DATA EXTRACT
****************
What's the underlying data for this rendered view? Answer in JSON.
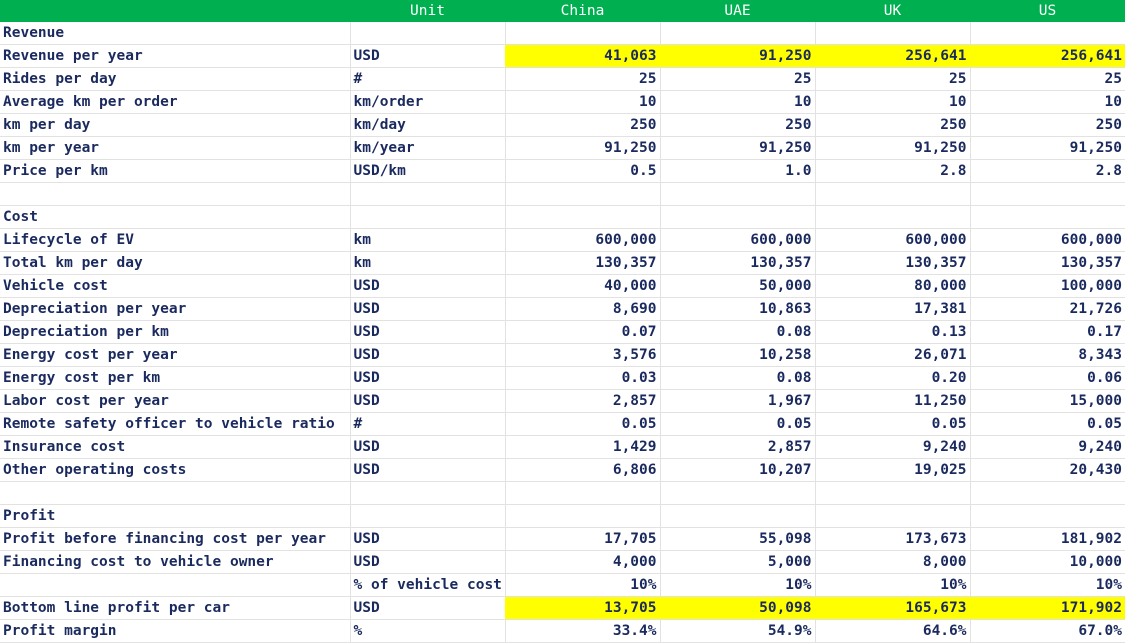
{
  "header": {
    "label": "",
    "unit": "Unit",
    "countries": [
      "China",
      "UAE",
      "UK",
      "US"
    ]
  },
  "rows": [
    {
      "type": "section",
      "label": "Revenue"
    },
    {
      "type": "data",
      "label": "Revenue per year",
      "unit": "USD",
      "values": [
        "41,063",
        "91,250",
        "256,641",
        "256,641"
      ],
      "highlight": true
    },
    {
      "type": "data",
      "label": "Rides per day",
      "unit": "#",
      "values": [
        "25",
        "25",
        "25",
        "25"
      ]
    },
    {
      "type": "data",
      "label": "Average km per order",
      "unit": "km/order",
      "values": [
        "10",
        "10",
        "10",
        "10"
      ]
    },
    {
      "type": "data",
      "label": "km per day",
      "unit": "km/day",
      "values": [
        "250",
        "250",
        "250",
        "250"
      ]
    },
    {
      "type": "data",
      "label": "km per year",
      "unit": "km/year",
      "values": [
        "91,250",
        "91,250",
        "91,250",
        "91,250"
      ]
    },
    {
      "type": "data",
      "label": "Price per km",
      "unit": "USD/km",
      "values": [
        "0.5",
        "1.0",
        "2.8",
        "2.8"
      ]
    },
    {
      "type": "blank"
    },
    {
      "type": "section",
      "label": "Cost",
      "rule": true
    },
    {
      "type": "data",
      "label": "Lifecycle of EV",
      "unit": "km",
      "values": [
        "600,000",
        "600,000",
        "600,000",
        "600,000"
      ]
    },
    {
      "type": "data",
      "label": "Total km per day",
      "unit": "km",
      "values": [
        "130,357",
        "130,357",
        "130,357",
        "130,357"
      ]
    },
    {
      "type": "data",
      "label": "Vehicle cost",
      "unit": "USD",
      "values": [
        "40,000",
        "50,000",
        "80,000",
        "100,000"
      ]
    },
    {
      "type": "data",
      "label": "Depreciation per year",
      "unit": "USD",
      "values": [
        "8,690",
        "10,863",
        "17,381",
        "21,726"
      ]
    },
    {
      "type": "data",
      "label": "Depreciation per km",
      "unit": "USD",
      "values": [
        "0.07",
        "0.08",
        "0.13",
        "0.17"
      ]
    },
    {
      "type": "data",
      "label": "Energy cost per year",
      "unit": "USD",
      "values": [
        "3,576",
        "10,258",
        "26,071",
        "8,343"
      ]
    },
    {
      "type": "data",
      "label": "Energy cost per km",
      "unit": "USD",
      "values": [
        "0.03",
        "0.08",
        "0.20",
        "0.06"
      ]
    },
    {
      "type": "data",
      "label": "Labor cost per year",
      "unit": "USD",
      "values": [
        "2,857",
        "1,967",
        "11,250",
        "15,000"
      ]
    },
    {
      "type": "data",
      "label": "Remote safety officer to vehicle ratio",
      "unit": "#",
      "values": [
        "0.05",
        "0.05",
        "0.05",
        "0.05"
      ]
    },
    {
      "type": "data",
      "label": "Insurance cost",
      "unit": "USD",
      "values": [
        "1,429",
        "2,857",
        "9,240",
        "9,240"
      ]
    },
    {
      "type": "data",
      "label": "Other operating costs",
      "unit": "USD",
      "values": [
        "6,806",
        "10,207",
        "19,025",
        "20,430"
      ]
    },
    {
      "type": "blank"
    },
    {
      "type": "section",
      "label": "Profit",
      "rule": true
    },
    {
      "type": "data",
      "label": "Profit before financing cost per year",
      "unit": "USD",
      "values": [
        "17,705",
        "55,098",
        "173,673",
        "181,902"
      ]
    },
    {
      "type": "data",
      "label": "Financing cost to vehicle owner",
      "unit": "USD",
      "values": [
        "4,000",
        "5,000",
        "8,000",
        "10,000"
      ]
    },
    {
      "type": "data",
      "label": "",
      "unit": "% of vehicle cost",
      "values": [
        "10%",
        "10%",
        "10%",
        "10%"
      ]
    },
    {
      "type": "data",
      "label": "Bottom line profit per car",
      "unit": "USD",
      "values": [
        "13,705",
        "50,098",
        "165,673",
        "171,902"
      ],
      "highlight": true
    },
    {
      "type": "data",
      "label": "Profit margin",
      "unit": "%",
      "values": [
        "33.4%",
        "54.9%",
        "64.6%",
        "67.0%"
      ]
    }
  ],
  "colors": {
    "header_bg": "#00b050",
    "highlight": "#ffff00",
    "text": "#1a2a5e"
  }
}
****************
PROBLEM
Every entry should be returned exactly as written, minus the pictures.

ANSWER TO THIS TASK
What's the underlying data for this rendered view? Answer in JSON.
{
  "header": {
    "label": "",
    "unit": "Unit",
    "countries": [
      "China",
      "UAE",
      "UK",
      "US"
    ]
  },
  "rows": [
    {
      "type": "section",
      "label": "Revenue"
    },
    {
      "type": "data",
      "label": "Revenue per year",
      "unit": "USD",
      "values": [
        "41,063",
        "91,250",
        "256,641",
        "256,641"
      ],
      "highlight": true
    },
    {
      "type": "data",
      "label": "Rides per day",
      "unit": "#",
      "values": [
        "25",
        "25",
        "25",
        "25"
      ]
    },
    {
      "type": "data",
      "label": "Average km per order",
      "unit": "km/order",
      "values": [
        "10",
        "10",
        "10",
        "10"
      ]
    },
    {
      "type": "data",
      "label": "km per day",
      "unit": "km/day",
      "values": [
        "250",
        "250",
        "250",
        "250"
      ]
    },
    {
      "type": "data",
      "label": "km per year",
      "unit": "km/year",
      "values": [
        "91,250",
        "91,250",
        "91,250",
        "91,250"
      ]
    },
    {
      "type": "data",
      "label": "Price per km",
      "unit": "USD/km",
      "values": [
        "0.5",
        "1.0",
        "2.8",
        "2.8"
      ]
    },
    {
      "type": "blank"
    },
    {
      "type": "section",
      "label": "Cost",
      "rule": true
    },
    {
      "type": "data",
      "label": "Lifecycle of EV",
      "unit": "km",
      "values": [
        "600,000",
        "600,000",
        "600,000",
        "600,000"
      ]
    },
    {
      "type": "data",
      "label": "Total km per day",
      "unit": "km",
      "values": [
        "130,357",
        "130,357",
        "130,357",
        "130,357"
      ]
    },
    {
      "type": "data",
      "label": "Vehicle cost",
      "unit": "USD",
      "values": [
        "40,000",
        "50,000",
        "80,000",
        "100,000"
      ]
    },
    {
      "type": "data",
      "label": "Depreciation per year",
      "unit": "USD",
      "values": [
        "8,690",
        "10,863",
        "17,381",
        "21,726"
      ]
    },
    {
      "type": "data",
      "label": "Depreciation per km",
      "unit": "USD",
      "values": [
        "0.07",
        "0.08",
        "0.13",
        "0.17"
      ]
    },
    {
      "type": "data",
      "label": "Energy cost per year",
      "unit": "USD",
      "values": [
        "3,576",
        "10,258",
        "26,071",
        "8,343"
      ]
    },
    {
      "type": "data",
      "label": "Energy cost per km",
      "unit": "USD",
      "values": [
        "0.03",
        "0.08",
        "0.20",
        "0.06"
      ]
    },
    {
      "type": "data",
      "label": "Labor cost per year",
      "unit": "USD",
      "values": [
        "2,857",
        "1,967",
        "11,250",
        "15,000"
      ]
    },
    {
      "type": "data",
      "label": "Remote safety officer to vehicle ratio",
      "unit": "#",
      "values": [
        "0.05",
        "0.05",
        "0.05",
        "0.05"
      ]
    },
    {
      "type": "data",
      "label": "Insurance cost",
      "unit": "USD",
      "values": [
        "1,429",
        "2,857",
        "9,240",
        "9,240"
      ]
    },
    {
      "type": "data",
      "label": "Other operating costs",
      "unit": "USD",
      "values": [
        "6,806",
        "10,207",
        "19,025",
        "20,430"
      ]
    },
    {
      "type": "blank"
    },
    {
      "type": "section",
      "label": "Profit",
      "rule": true
    },
    {
      "type": "data",
      "label": "Profit before financing cost per year",
      "unit": "USD",
      "values": [
        "17,705",
        "55,098",
        "173,673",
        "181,902"
      ]
    },
    {
      "type": "data",
      "label": "Financing cost to vehicle owner",
      "unit": "USD",
      "values": [
        "4,000",
        "5,000",
        "8,000",
        "10,000"
      ]
    },
    {
      "type": "data",
      "label": "",
      "unit": "% of vehicle cost",
      "values": [
        "10%",
        "10%",
        "10%",
        "10%"
      ]
    },
    {
      "type": "data",
      "label": "Bottom line profit per car",
      "unit": "USD",
      "values": [
        "13,705",
        "50,098",
        "165,673",
        "171,902"
      ],
      "highlight": true
    },
    {
      "type": "data",
      "label": "Profit margin",
      "unit": "%",
      "values": [
        "33.4%",
        "54.9%",
        "64.6%",
        "67.0%"
      ]
    }
  ],
  "colors": {
    "header_bg": "#00b050",
    "highlight": "#ffff00",
    "text": "#1a2a5e"
  }
}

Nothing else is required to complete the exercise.